* Record set
-- Begin --
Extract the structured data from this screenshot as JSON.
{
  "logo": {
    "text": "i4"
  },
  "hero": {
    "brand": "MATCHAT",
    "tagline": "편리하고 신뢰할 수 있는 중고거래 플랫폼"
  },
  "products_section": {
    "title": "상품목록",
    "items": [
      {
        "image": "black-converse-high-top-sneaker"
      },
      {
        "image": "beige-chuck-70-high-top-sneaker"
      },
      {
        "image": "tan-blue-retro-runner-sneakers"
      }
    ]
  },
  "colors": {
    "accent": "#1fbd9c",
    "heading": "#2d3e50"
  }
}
-- End --
* Your objective
From the records above, extract every entry verbatim.

* Worked answer
Extract the structured data from this screenshot as JSON.
{
  "logo": {
    "text": "i4"
  },
  "hero": {
    "brand": "MATCHAT",
    "tagline": "편리하고 신뢰할 수 있는 중고거래 플랫폼"
  },
  "products_section": {
    "title": "상품목록",
    "items": [
      {
        "image": "black-converse-high-top-sneaker"
      },
      {
        "image": "beige-chuck-70-high-top-sneaker"
      },
      {
        "image": "tan-blue-retro-runner-sneakers"
      }
    ]
  },
  "colors": {
    "accent": "#1fbd9c",
    "heading": "#2d3e50"
  }
}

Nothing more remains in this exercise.